» Records excerpted from a collection
=======

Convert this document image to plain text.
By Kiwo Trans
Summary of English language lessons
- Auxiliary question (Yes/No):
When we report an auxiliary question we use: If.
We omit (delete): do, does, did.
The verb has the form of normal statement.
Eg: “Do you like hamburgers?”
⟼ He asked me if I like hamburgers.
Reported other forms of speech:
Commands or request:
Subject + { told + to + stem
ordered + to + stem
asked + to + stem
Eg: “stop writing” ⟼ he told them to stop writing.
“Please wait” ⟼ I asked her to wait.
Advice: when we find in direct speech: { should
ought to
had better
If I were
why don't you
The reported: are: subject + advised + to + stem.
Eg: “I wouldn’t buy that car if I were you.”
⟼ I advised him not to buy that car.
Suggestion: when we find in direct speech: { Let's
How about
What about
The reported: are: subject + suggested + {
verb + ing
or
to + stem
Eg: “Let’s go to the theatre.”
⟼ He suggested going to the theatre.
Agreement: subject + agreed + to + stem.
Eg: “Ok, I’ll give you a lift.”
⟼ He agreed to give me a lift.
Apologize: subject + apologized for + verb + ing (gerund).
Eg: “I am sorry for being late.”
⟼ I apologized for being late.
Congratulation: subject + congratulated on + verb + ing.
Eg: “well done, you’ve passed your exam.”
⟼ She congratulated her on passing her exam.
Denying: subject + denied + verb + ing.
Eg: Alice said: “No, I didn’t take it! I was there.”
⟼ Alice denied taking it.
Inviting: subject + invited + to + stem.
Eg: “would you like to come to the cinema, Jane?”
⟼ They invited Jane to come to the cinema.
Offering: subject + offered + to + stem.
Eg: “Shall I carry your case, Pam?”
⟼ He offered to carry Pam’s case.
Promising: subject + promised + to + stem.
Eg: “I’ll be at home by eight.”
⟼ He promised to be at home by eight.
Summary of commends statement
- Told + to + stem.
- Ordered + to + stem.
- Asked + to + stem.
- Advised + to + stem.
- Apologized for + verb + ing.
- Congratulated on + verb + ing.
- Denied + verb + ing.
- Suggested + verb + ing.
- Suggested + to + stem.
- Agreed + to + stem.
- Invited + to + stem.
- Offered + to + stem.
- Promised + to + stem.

=======

» INSTRUCTIONS TO FOLLOW
Give every line of the material that includes the string "exam".

» FULL OUTPUT
Eg: “well done, you’ve passed your exam.”
⟼ She congratulated her on passing her exam.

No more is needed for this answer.